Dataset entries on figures
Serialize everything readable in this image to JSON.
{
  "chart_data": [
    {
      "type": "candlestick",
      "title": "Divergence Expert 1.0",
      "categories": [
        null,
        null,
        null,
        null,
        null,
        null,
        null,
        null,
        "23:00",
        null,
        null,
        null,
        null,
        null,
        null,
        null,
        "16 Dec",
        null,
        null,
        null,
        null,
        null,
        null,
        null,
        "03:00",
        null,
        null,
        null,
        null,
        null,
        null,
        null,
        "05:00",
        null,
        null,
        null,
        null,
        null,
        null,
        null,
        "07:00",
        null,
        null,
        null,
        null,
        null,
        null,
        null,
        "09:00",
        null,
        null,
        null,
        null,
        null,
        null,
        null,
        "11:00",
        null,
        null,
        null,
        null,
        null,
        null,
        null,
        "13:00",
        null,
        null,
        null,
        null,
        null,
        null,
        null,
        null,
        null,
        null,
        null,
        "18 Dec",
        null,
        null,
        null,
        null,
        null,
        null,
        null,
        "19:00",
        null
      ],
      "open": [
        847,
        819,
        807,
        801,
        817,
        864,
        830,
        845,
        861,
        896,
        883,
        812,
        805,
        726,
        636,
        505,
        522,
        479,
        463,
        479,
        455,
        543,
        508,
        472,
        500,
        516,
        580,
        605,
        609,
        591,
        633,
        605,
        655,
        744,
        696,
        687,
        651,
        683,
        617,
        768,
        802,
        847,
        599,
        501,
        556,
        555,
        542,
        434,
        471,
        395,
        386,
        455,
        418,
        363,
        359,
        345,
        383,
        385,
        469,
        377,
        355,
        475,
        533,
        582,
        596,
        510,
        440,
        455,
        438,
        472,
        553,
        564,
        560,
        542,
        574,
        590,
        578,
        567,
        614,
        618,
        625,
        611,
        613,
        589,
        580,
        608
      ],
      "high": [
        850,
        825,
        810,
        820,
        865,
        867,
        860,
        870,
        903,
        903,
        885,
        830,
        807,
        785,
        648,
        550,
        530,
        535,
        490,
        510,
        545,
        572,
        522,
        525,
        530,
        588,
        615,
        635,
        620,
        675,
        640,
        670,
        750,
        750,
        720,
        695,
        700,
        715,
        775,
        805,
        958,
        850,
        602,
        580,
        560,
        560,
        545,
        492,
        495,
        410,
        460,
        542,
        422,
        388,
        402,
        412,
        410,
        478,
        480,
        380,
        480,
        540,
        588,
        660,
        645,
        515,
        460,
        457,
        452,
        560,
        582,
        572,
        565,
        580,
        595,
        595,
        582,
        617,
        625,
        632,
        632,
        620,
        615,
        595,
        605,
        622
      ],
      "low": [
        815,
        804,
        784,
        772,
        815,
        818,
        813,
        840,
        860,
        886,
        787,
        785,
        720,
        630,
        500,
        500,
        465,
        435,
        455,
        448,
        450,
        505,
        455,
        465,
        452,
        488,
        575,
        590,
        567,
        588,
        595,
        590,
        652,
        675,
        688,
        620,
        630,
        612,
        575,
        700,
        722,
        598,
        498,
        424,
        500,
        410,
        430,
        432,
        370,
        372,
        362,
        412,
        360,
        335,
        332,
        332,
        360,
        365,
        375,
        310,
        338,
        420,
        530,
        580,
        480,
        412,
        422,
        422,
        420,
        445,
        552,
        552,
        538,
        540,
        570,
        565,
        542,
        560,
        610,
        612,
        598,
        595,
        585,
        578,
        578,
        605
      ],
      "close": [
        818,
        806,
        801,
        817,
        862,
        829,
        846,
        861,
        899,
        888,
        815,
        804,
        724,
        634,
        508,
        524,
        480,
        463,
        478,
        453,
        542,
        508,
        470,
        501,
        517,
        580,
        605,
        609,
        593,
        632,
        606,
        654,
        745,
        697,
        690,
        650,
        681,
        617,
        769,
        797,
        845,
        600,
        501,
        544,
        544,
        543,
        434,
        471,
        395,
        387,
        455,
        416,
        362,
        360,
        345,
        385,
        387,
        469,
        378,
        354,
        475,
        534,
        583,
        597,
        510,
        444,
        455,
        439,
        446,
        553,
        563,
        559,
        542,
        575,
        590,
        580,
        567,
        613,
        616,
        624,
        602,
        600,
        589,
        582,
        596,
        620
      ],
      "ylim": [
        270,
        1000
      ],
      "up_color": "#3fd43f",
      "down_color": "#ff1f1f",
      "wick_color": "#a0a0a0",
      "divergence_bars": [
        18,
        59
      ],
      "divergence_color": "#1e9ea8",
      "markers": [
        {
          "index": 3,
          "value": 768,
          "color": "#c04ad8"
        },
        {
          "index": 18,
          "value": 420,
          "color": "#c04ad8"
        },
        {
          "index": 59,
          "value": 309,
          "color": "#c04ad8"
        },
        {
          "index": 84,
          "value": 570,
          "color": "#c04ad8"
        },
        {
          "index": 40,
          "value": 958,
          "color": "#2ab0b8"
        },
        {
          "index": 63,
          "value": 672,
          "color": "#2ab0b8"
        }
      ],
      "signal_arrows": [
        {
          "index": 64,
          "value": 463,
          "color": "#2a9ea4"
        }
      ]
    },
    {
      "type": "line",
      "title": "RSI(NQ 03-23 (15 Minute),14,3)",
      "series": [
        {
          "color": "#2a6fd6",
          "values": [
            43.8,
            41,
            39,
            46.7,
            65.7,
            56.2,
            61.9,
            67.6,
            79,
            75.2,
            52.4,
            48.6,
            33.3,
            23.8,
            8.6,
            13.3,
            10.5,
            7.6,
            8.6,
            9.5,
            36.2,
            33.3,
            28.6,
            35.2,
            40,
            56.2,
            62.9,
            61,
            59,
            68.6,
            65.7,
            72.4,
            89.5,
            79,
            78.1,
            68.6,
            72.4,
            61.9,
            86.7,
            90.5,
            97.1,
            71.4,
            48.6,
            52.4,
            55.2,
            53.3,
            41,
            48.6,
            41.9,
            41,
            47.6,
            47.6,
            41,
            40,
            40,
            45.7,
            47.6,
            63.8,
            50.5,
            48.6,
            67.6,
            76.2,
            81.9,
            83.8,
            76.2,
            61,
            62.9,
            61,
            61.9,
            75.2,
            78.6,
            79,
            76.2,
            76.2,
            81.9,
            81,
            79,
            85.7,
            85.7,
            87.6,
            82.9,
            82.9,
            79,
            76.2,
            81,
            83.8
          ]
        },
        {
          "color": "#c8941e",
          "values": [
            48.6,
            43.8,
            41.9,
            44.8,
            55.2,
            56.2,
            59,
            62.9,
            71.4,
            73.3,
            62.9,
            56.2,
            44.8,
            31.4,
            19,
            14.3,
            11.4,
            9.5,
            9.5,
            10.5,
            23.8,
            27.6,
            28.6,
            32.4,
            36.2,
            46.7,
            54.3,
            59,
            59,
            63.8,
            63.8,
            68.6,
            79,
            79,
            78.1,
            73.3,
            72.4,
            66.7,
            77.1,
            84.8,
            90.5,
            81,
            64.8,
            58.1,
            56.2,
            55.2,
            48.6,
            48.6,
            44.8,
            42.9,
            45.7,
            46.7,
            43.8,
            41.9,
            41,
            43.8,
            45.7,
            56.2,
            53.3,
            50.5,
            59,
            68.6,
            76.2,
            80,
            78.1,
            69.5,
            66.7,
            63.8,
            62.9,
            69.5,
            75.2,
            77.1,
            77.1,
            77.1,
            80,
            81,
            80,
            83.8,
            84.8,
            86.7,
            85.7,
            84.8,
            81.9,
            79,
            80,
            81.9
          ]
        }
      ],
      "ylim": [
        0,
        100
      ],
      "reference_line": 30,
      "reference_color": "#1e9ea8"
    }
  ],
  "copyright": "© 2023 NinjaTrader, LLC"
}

- AIM OF THE EXERCISE: Quote every record above exactly.

- ANSWER FOR THE TASK:
Serialize everything readable in this image to JSON.
{
  "chart_data": [
    {
      "type": "candlestick",
      "title": "Divergence Expert 1.0",
      "categories": [
        null,
        null,
        null,
        null,
        null,
        null,
        null,
        null,
        "23:00",
        null,
        null,
        null,
        null,
        null,
        null,
        null,
        "16 Dec",
        null,
        null,
        null,
        null,
        null,
        null,
        null,
        "03:00",
        null,
        null,
        null,
        null,
        null,
        null,
        null,
        "05:00",
        null,
        null,
        null,
        null,
        null,
        null,
        null,
        "07:00",
        null,
        null,
        null,
        null,
        null,
        null,
        null,
        "09:00",
        null,
        null,
        null,
        null,
        null,
        null,
        null,
        "11:00",
        null,
        null,
        null,
        null,
        null,
        null,
        null,
        "13:00",
        null,
        null,
        null,
        null,
        null,
        null,
        null,
        null,
        null,
        null,
        null,
        "18 Dec",
        null,
        null,
        null,
        null,
        null,
        null,
        null,
        "19:00",
        null
      ],
      "open": [
        847,
        819,
        807,
        801,
        817,
        864,
        830,
        845,
        861,
        896,
        883,
        812,
        805,
        726,
        636,
        505,
        522,
        479,
        463,
        479,
        455,
        543,
        508,
        472,
        500,
        516,
        580,
        605,
        609,
        591,
        633,
        605,
        655,
        744,
        696,
        687,
        651,
        683,
        617,
        768,
        802,
        847,
        599,
        501,
        556,
        555,
        542,
        434,
        471,
        395,
        386,
        455,
        418,
        363,
        359,
        345,
        383,
        385,
        469,
        377,
        355,
        475,
        533,
        582,
        596,
        510,
        440,
        455,
        438,
        472,
        553,
        564,
        560,
        542,
        574,
        590,
        578,
        567,
        614,
        618,
        625,
        611,
        613,
        589,
        580,
        608
      ],
      "high": [
        850,
        825,
        810,
        820,
        865,
        867,
        860,
        870,
        903,
        903,
        885,
        830,
        807,
        785,
        648,
        550,
        530,
        535,
        490,
        510,
        545,
        572,
        522,
        525,
        530,
        588,
        615,
        635,
        620,
        675,
        640,
        670,
        750,
        750,
        720,
        695,
        700,
        715,
        775,
        805,
        958,
        850,
        602,
        580,
        560,
        560,
        545,
        492,
        495,
        410,
        460,
        542,
        422,
        388,
        402,
        412,
        410,
        478,
        480,
        380,
        480,
        540,
        588,
        660,
        645,
        515,
        460,
        457,
        452,
        560,
        582,
        572,
        565,
        580,
        595,
        595,
        582,
        617,
        625,
        632,
        632,
        620,
        615,
        595,
        605,
        622
      ],
      "low": [
        815,
        804,
        784,
        772,
        815,
        818,
        813,
        840,
        860,
        886,
        787,
        785,
        720,
        630,
        500,
        500,
        465,
        435,
        455,
        448,
        450,
        505,
        455,
        465,
        452,
        488,
        575,
        590,
        567,
        588,
        595,
        590,
        652,
        675,
        688,
        620,
        630,
        612,
        575,
        700,
        722,
        598,
        498,
        424,
        500,
        410,
        430,
        432,
        370,
        372,
        362,
        412,
        360,
        335,
        332,
        332,
        360,
        365,
        375,
        310,
        338,
        420,
        530,
        580,
        480,
        412,
        422,
        422,
        420,
        445,
        552,
        552,
        538,
        540,
        570,
        565,
        542,
        560,
        610,
        612,
        598,
        595,
        585,
        578,
        578,
        605
      ],
      "close": [
        818,
        806,
        801,
        817,
        862,
        829,
        846,
        861,
        899,
        888,
        815,
        804,
        724,
        634,
        508,
        524,
        480,
        463,
        478,
        453,
        542,
        508,
        470,
        501,
        517,
        580,
        605,
        609,
        593,
        632,
        606,
        654,
        745,
        697,
        690,
        650,
        681,
        617,
        769,
        797,
        845,
        600,
        501,
        544,
        544,
        543,
        434,
        471,
        395,
        387,
        455,
        416,
        362,
        360,
        345,
        385,
        387,
        469,
        378,
        354,
        475,
        534,
        583,
        597,
        510,
        444,
        455,
        439,
        446,
        553,
        563,
        559,
        542,
        575,
        590,
        580,
        567,
        613,
        616,
        624,
        602,
        600,
        589,
        582,
        596,
        620
      ],
      "ylim": [
        270,
        1000
      ],
      "up_color": "#3fd43f",
      "down_color": "#ff1f1f",
      "wick_color": "#a0a0a0",
      "divergence_bars": [
        18,
        59
      ],
      "divergence_color": "#1e9ea8",
      "markers": [
        {
          "index": 3,
          "value": 768,
          "color": "#c04ad8"
        },
        {
          "index": 18,
          "value": 420,
          "color": "#c04ad8"
        },
        {
          "index": 59,
          "value": 309,
          "color": "#c04ad8"
        },
        {
          "index": 84,
          "value": 570,
          "color": "#c04ad8"
        },
        {
          "index": 40,
          "value": 958,
          "color": "#2ab0b8"
        },
        {
          "index": 63,
          "value": 672,
          "color": "#2ab0b8"
        }
      ],
      "signal_arrows": [
        {
          "index": 64,
          "value": 463,
          "color": "#2a9ea4"
        }
      ]
    },
    {
      "type": "line",
      "title": "RSI(NQ 03-23 (15 Minute),14,3)",
      "series": [
        {
          "color": "#2a6fd6",
          "values": [
            43.8,
            41,
            39,
            46.7,
            65.7,
            56.2,
            61.9,
            67.6,
            79,
            75.2,
            52.4,
            48.6,
            33.3,
            23.8,
            8.6,
            13.3,
            10.5,
            7.6,
            8.6,
            9.5,
            36.2,
            33.3,
            28.6,
            35.2,
            40,
            56.2,
            62.9,
            61,
            59,
            68.6,
            65.7,
            72.4,
            89.5,
            79,
            78.1,
            68.6,
            72.4,
            61.9,
            86.7,
            90.5,
            97.1,
            71.4,
            48.6,
            52.4,
            55.2,
            53.3,
            41,
            48.6,
            41.9,
            41,
            47.6,
            47.6,
            41,
            40,
            40,
            45.7,
            47.6,
            63.8,
            50.5,
            48.6,
            67.6,
            76.2,
            81.9,
            83.8,
            76.2,
            61,
            62.9,
            61,
            61.9,
            75.2,
            78.6,
            79,
            76.2,
            76.2,
            81.9,
            81,
            79,
            85.7,
            85.7,
            87.6,
            82.9,
            82.9,
            79,
            76.2,
            81,
            83.8
          ]
        },
        {
          "color": "#c8941e",
          "values": [
            48.6,
            43.8,
            41.9,
            44.8,
            55.2,
            56.2,
            59,
            62.9,
            71.4,
            73.3,
            62.9,
            56.2,
            44.8,
            31.4,
            19,
            14.3,
            11.4,
            9.5,
            9.5,
            10.5,
            23.8,
            27.6,
            28.6,
            32.4,
            36.2,
            46.7,
            54.3,
            59,
            59,
            63.8,
            63.8,
            68.6,
            79,
            79,
            78.1,
            73.3,
            72.4,
            66.7,
            77.1,
            84.8,
            90.5,
            81,
            64.8,
            58.1,
            56.2,
            55.2,
            48.6,
            48.6,
            44.8,
            42.9,
            45.7,
            46.7,
            43.8,
            41.9,
            41,
            43.8,
            45.7,
            56.2,
            53.3,
            50.5,
            59,
            68.6,
            76.2,
            80,
            78.1,
            69.5,
            66.7,
            63.8,
            62.9,
            69.5,
            75.2,
            77.1,
            77.1,
            77.1,
            80,
            81,
            80,
            83.8,
            84.8,
            86.7,
            85.7,
            84.8,
            81.9,
            79,
            80,
            81.9
          ]
        }
      ],
      "ylim": [
        0,
        100
      ],
      "reference_line": 30,
      "reference_color": "#1e9ea8"
    }
  ],
  "copyright": "© 2023 NinjaTrader, LLC"
}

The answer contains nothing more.